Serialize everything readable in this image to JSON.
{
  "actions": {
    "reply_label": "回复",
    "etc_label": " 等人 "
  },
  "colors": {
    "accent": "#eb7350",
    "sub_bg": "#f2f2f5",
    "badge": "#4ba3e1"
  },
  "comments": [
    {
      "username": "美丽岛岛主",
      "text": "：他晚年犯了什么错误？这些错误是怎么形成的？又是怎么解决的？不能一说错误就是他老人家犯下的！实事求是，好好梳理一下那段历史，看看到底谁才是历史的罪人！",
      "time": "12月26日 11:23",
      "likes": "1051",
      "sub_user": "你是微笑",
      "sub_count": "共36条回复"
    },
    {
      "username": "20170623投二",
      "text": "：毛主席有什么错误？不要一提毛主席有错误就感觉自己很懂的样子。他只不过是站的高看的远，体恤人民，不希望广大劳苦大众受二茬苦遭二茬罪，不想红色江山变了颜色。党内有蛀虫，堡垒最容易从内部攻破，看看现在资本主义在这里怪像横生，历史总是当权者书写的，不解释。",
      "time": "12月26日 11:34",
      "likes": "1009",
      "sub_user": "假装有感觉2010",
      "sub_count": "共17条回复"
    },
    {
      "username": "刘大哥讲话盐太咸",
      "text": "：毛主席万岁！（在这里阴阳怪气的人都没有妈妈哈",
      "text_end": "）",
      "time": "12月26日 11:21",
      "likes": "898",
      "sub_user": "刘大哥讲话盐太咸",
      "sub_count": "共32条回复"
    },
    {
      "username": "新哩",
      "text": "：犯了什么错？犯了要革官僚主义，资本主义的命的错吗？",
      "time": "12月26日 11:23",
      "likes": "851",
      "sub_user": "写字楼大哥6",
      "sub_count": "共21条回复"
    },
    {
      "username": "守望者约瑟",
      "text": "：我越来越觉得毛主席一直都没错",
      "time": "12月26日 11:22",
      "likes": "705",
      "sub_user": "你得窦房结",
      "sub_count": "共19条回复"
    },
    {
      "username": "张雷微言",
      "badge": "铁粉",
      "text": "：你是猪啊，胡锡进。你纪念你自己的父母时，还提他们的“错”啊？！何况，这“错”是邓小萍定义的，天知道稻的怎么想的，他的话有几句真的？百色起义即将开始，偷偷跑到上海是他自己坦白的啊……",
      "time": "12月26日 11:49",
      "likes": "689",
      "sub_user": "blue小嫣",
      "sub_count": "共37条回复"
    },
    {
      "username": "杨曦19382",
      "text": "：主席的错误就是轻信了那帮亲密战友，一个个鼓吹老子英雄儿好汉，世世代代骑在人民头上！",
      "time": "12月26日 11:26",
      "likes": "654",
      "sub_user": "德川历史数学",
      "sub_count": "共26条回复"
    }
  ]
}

----------

• [WHAT YOU WILL DO]
Filter the records, keeping only lines that contain "likes", and show those lines.

• [OUTPUT BELOW]
      "likes": "1051",
      "likes": "1009",
      "likes": "898",
      "likes": "851",
      "likes": "705",
      "likes": "689",
      "likes": "654",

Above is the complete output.